■ Instructions for the task ■
Write out all of the records precisely. Skip anything that is a picture.

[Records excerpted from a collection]
######
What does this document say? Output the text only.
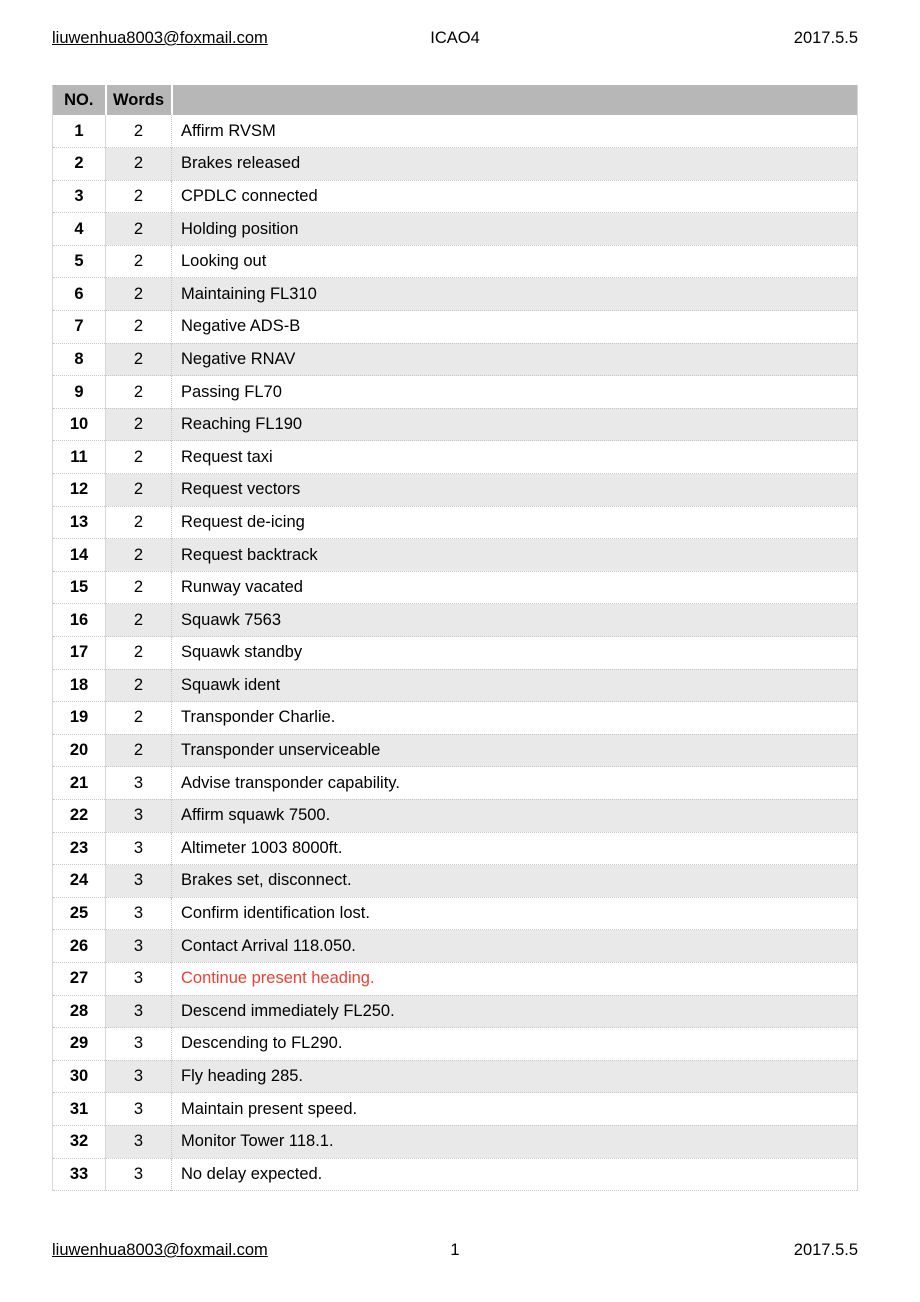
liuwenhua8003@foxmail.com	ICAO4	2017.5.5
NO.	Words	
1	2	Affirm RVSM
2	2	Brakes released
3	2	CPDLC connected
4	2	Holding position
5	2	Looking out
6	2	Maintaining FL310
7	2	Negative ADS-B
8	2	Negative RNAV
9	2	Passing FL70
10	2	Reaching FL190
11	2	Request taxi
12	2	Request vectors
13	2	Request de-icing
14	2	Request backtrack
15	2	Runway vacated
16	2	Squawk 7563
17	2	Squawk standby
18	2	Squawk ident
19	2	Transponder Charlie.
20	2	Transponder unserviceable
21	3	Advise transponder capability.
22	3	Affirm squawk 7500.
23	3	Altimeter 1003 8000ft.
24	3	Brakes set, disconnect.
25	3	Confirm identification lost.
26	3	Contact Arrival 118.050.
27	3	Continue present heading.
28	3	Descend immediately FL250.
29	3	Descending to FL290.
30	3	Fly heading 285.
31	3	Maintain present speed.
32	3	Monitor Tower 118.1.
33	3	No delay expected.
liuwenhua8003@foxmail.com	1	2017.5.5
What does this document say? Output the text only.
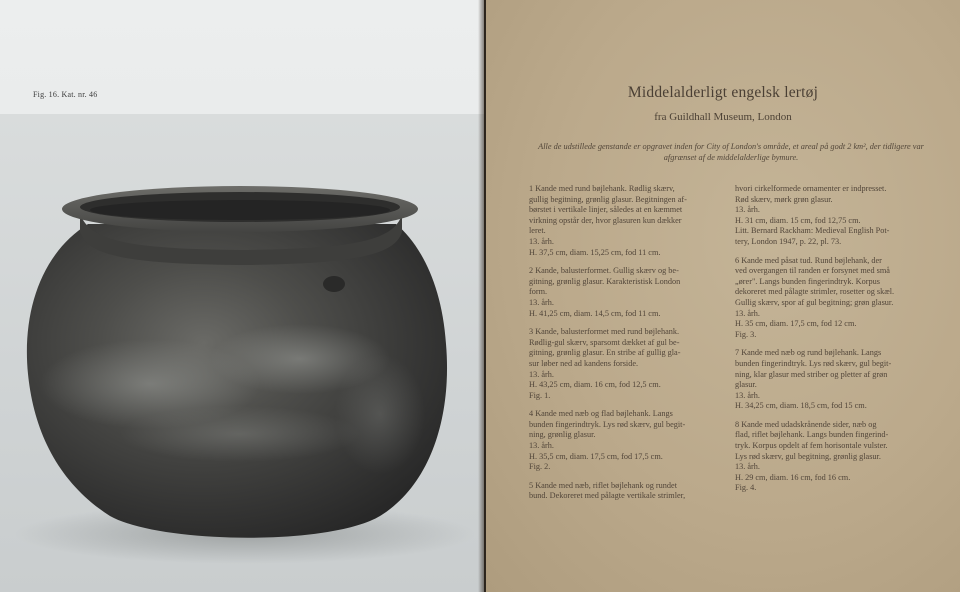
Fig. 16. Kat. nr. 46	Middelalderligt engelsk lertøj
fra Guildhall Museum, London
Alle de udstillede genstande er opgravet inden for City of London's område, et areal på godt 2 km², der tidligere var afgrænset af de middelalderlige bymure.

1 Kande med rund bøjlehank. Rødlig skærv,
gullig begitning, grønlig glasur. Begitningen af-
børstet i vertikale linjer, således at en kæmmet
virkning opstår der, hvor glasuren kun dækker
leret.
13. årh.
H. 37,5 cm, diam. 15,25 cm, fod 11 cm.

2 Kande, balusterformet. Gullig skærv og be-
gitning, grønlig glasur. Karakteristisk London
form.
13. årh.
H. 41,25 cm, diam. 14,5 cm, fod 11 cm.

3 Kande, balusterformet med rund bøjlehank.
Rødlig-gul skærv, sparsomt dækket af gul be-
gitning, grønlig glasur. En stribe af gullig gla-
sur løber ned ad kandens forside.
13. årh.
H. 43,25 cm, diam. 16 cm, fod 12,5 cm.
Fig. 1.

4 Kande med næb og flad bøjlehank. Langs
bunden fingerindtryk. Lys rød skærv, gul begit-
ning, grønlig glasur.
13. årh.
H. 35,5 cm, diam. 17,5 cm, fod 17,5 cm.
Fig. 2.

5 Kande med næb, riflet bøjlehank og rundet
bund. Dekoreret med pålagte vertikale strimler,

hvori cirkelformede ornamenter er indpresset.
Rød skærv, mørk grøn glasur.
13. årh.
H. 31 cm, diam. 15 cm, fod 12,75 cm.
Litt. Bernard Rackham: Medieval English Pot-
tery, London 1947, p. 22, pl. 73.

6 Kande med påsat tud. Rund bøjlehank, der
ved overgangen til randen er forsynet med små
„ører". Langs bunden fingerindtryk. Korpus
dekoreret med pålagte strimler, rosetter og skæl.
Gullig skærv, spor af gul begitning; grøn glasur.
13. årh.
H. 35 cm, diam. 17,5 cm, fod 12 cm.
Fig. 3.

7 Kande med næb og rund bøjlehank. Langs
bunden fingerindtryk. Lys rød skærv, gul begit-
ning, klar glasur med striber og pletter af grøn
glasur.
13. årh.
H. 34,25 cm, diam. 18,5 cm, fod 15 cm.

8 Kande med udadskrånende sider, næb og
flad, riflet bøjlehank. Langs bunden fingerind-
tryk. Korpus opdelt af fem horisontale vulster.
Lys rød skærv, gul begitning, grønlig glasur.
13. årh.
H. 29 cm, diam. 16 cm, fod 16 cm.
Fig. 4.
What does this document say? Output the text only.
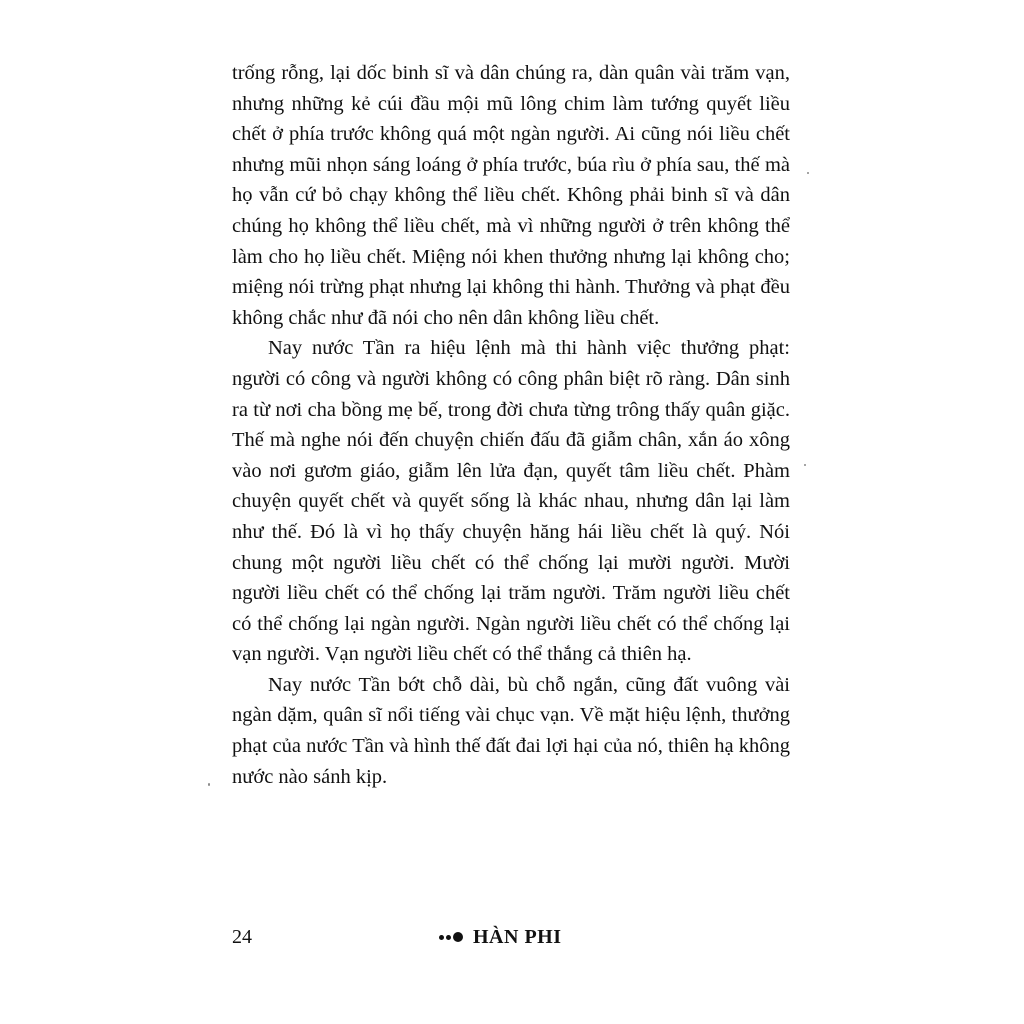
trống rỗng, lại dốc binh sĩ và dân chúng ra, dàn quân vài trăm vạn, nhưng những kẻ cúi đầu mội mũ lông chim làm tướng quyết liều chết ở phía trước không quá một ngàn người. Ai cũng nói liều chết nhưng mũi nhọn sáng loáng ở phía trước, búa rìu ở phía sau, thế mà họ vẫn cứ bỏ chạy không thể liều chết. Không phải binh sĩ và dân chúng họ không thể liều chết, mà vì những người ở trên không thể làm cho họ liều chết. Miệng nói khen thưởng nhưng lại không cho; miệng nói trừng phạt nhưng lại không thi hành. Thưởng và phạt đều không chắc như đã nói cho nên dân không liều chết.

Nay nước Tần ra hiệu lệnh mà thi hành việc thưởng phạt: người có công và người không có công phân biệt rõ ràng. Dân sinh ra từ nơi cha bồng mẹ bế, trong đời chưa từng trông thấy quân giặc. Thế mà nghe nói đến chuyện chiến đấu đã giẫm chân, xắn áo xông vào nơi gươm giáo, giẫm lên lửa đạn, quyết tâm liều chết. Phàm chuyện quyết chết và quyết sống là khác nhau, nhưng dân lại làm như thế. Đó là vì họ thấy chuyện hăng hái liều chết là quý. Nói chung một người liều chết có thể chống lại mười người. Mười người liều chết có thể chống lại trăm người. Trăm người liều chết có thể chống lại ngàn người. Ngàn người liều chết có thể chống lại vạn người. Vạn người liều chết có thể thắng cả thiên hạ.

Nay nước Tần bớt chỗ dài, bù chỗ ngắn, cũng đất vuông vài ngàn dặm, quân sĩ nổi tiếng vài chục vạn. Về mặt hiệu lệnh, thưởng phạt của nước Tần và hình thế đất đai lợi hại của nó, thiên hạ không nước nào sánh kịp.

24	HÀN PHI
######
■ Output for this task ■
What does this document say? Output the text only.
liuwenhua8003@foxmail.com	ICAO4	2017.5.5
NO.	Words	
1	2	Affirm RVSM
2	2	Brakes released
3	2	CPDLC connected
4	2	Holding position
5	2	Looking out
6	2	Maintaining FL310
7	2	Negative ADS-B
8	2	Negative RNAV
9	2	Passing FL70
10	2	Reaching FL190
11	2	Request taxi
12	2	Request vectors
13	2	Request de-icing
14	2	Request backtrack
15	2	Runway vacated
16	2	Squawk 7563
17	2	Squawk standby
18	2	Squawk ident
19	2	Transponder Charlie.
20	2	Transponder unserviceable
21	3	Advise transponder capability.
22	3	Affirm squawk 7500.
23	3	Altimeter 1003 8000ft.
24	3	Brakes set, disconnect.
25	3	Confirm identification lost.
26	3	Contact Arrival 118.050.
27	3	Continue present heading.
28	3	Descend immediately FL250.
29	3	Descending to FL290.
30	3	Fly heading 285.
31	3	Maintain present speed.
32	3	Monitor Tower 118.1.
33	3	No delay expected.
liuwenhua8003@foxmail.com	1	2017.5.5
What does this document say? Output the text only.
Fig. 16. Kat. nr. 46	Middelalderligt engelsk lertøj
fra Guildhall Museum, London
Alle de udstillede genstande er opgravet inden for City of London's område, et areal på godt 2 km², der tidligere var afgrænset af de middelalderlige bymure.

1 Kande med rund bøjlehank. Rødlig skærv,
gullig begitning, grønlig glasur. Begitningen af-
børstet i vertikale linjer, således at en kæmmet
virkning opstår der, hvor glasuren kun dækker
leret.
13. årh.
H. 37,5 cm, diam. 15,25 cm, fod 11 cm.

2 Kande, balusterformet. Gullig skærv og be-
gitning, grønlig glasur. Karakteristisk London
form.
13. årh.
H. 41,25 cm, diam. 14,5 cm, fod 11 cm.

3 Kande, balusterformet med rund bøjlehank.
Rødlig-gul skærv, sparsomt dækket af gul be-
gitning, grønlig glasur. En stribe af gullig gla-
sur løber ned ad kandens forside.
13. årh.
H. 43,25 cm, diam. 16 cm, fod 12,5 cm.
Fig. 1.

4 Kande med næb og flad bøjlehank. Langs
bunden fingerindtryk. Lys rød skærv, gul begit-
ning, grønlig glasur.
13. årh.
H. 35,5 cm, diam. 17,5 cm, fod 17,5 cm.
Fig. 2.

5 Kande med næb, riflet bøjlehank og rundet
bund. Dekoreret med pålagte vertikale strimler,

hvori cirkelformede ornamenter er indpresset.
Rød skærv, mørk grøn glasur.
13. årh.
H. 31 cm, diam. 15 cm, fod 12,75 cm.
Litt. Bernard Rackham: Medieval English Pot-
tery, London 1947, p. 22, pl. 73.

6 Kande med påsat tud. Rund bøjlehank, der
ved overgangen til randen er forsynet med små
„ører". Langs bunden fingerindtryk. Korpus
dekoreret med pålagte strimler, rosetter og skæl.
Gullig skærv, spor af gul begitning; grøn glasur.
13. årh.
H. 35 cm, diam. 17,5 cm, fod 12 cm.
Fig. 3.

7 Kande med næb og rund bøjlehank. Langs
bunden fingerindtryk. Lys rød skærv, gul begit-
ning, klar glasur med striber og pletter af grøn
glasur.
13. årh.
H. 34,25 cm, diam. 18,5 cm, fod 15 cm.

8 Kande med udadskrånende sider, næb og
flad, riflet bøjlehank. Langs bunden fingerind-
tryk. Korpus opdelt af fem horisontale vulster.
Lys rød skærv, gul begitning, grønlig glasur.
13. årh.
H. 29 cm, diam. 16 cm, fod 16 cm.
Fig. 4.
What does this document say? Output the text only.
trống rỗng, lại dốc binh sĩ và dân chúng ra, dàn quân vài trăm vạn, nhưng những kẻ cúi đầu mội mũ lông chim làm tướng quyết liều chết ở phía trước không quá một ngàn người. Ai cũng nói liều chết nhưng mũi nhọn sáng loáng ở phía trước, búa rìu ở phía sau, thế mà họ vẫn cứ bỏ chạy không thể liều chết. Không phải binh sĩ và dân chúng họ không thể liều chết, mà vì những người ở trên không thể làm cho họ liều chết. Miệng nói khen thưởng nhưng lại không cho; miệng nói trừng phạt nhưng lại không thi hành. Thưởng và phạt đều không chắc như đã nói cho nên dân không liều chết.

Nay nước Tần ra hiệu lệnh mà thi hành việc thưởng phạt: người có công và người không có công phân biệt rõ ràng. Dân sinh ra từ nơi cha bồng mẹ bế, trong đời chưa từng trông thấy quân giặc. Thế mà nghe nói đến chuyện chiến đấu đã giẫm chân, xắn áo xông vào nơi gươm giáo, giẫm lên lửa đạn, quyết tâm liều chết. Phàm chuyện quyết chết và quyết sống là khác nhau, nhưng dân lại làm như thế. Đó là vì họ thấy chuyện hăng hái liều chết là quý. Nói chung một người liều chết có thể chống lại mười người. Mười người liều chết có thể chống lại trăm người. Trăm người liều chết có thể chống lại ngàn người. Ngàn người liều chết có thể chống lại vạn người. Vạn người liều chết có thể thắng cả thiên hạ.

Nay nước Tần bớt chỗ dài, bù chỗ ngắn, cũng đất vuông vài ngàn dặm, quân sĩ nổi tiếng vài chục vạn. Về mặt hiệu lệnh, thưởng phạt của nước Tần và hình thế đất đai lợi hại của nó, thiên hạ không nước nào sánh kịp.

24	HÀN PHI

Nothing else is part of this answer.